## Aim of the task
Images excluded, repeat each entry below exactly.

## Supplied material

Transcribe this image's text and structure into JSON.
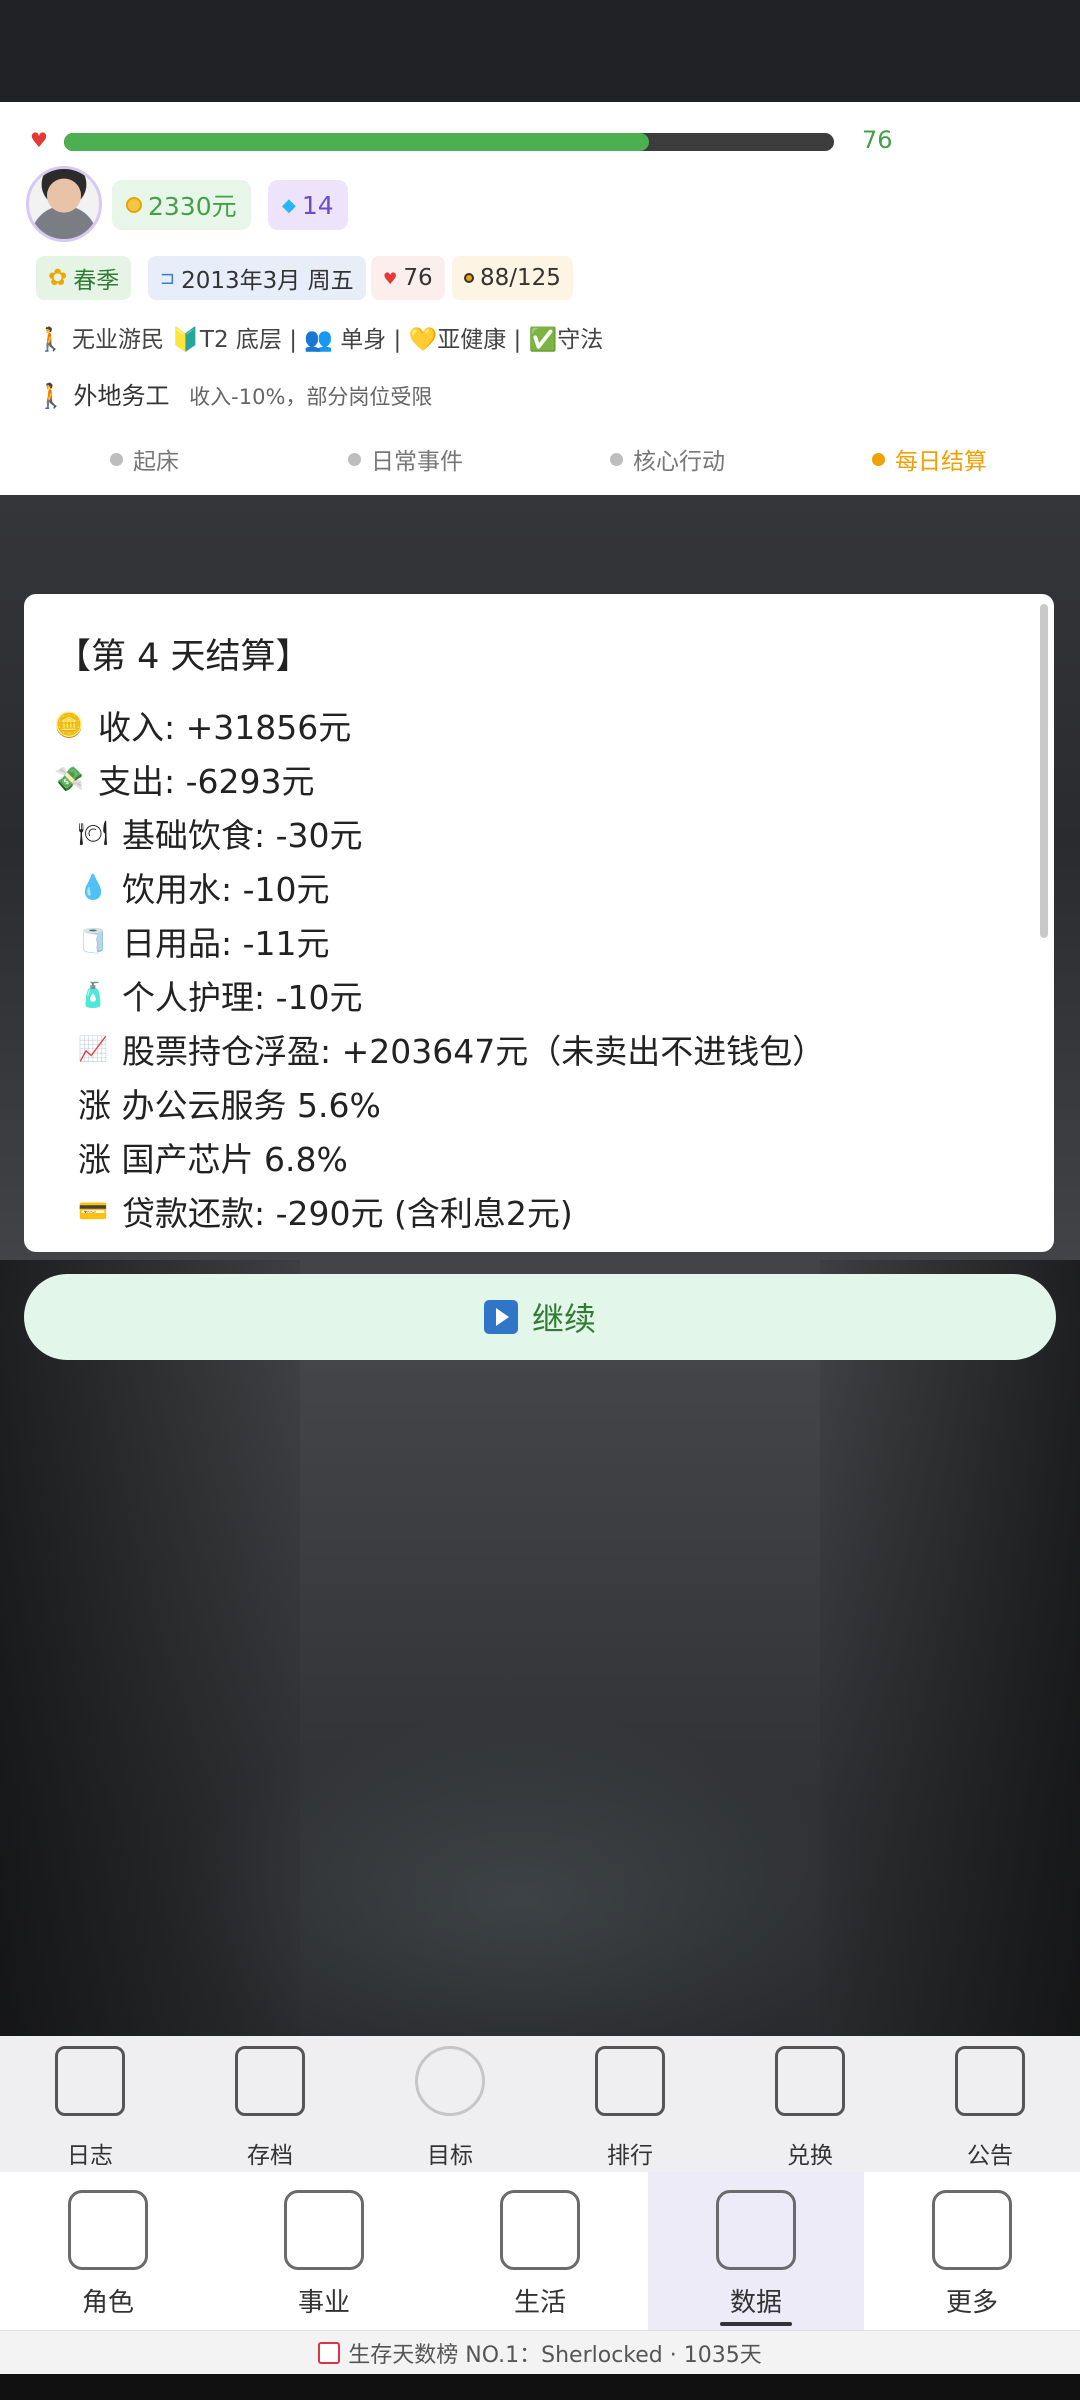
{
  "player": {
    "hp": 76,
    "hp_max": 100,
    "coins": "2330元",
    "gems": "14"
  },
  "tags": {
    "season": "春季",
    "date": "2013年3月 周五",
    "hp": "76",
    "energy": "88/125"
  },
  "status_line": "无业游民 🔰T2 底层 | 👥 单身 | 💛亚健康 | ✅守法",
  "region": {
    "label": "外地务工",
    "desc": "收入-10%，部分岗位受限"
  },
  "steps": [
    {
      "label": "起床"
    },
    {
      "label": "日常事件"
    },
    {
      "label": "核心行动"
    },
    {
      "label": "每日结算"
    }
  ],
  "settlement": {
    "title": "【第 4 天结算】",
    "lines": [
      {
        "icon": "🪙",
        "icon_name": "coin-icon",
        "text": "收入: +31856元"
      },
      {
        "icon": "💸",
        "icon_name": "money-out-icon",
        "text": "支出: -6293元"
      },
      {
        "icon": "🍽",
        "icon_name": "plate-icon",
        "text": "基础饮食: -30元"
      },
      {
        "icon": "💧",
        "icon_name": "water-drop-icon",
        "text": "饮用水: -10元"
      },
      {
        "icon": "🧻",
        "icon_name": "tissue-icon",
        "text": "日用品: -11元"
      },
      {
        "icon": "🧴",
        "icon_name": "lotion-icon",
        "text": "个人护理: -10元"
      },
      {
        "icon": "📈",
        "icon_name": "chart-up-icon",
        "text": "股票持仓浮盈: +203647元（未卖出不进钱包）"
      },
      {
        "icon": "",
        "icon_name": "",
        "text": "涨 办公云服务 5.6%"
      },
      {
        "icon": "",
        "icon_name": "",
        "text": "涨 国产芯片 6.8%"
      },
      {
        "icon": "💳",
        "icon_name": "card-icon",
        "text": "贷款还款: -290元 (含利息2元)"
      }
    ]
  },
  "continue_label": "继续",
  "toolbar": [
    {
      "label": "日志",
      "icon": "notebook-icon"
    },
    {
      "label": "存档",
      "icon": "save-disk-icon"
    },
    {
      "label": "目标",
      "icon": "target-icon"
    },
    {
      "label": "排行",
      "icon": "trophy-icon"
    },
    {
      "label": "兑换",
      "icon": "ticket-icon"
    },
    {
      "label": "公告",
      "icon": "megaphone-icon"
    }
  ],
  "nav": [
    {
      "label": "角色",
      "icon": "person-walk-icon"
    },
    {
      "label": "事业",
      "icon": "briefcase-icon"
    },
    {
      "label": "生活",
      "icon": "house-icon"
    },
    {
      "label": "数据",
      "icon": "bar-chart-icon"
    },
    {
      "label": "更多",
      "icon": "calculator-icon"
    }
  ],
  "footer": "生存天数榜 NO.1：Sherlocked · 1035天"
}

## Reply
Transcribe this image's text and structure into JSON.
{
  "player": {
    "hp": 76,
    "hp_max": 100,
    "coins": "2330元",
    "gems": "14"
  },
  "tags": {
    "season": "春季",
    "date": "2013年3月 周五",
    "hp": "76",
    "energy": "88/125"
  },
  "status_line": "无业游民 🔰T2 底层 | 👥 单身 | 💛亚健康 | ✅守法",
  "region": {
    "label": "外地务工",
    "desc": "收入-10%，部分岗位受限"
  },
  "steps": [
    {
      "label": "起床"
    },
    {
      "label": "日常事件"
    },
    {
      "label": "核心行动"
    },
    {
      "label": "每日结算"
    }
  ],
  "settlement": {
    "title": "【第 4 天结算】",
    "lines": [
      {
        "icon": "🪙",
        "icon_name": "coin-icon",
        "text": "收入: +31856元"
      },
      {
        "icon": "💸",
        "icon_name": "money-out-icon",
        "text": "支出: -6293元"
      },
      {
        "icon": "🍽",
        "icon_name": "plate-icon",
        "text": "基础饮食: -30元"
      },
      {
        "icon": "💧",
        "icon_name": "water-drop-icon",
        "text": "饮用水: -10元"
      },
      {
        "icon": "🧻",
        "icon_name": "tissue-icon",
        "text": "日用品: -11元"
      },
      {
        "icon": "🧴",
        "icon_name": "lotion-icon",
        "text": "个人护理: -10元"
      },
      {
        "icon": "📈",
        "icon_name": "chart-up-icon",
        "text": "股票持仓浮盈: +203647元（未卖出不进钱包）"
      },
      {
        "icon": "",
        "icon_name": "",
        "text": "涨 办公云服务 5.6%"
      },
      {
        "icon": "",
        "icon_name": "",
        "text": "涨 国产芯片 6.8%"
      },
      {
        "icon": "💳",
        "icon_name": "card-icon",
        "text": "贷款还款: -290元 (含利息2元)"
      }
    ]
  },
  "continue_label": "继续",
  "toolbar": [
    {
      "label": "日志",
      "icon": "notebook-icon"
    },
    {
      "label": "存档",
      "icon": "save-disk-icon"
    },
    {
      "label": "目标",
      "icon": "target-icon"
    },
    {
      "label": "排行",
      "icon": "trophy-icon"
    },
    {
      "label": "兑换",
      "icon": "ticket-icon"
    },
    {
      "label": "公告",
      "icon": "megaphone-icon"
    }
  ],
  "nav": [
    {
      "label": "角色",
      "icon": "person-walk-icon"
    },
    {
      "label": "事业",
      "icon": "briefcase-icon"
    },
    {
      "label": "生活",
      "icon": "house-icon"
    },
    {
      "label": "数据",
      "icon": "bar-chart-icon"
    },
    {
      "label": "更多",
      "icon": "calculator-icon"
    }
  ],
  "footer": "生存天数榜 NO.1：Sherlocked · 1035天"
}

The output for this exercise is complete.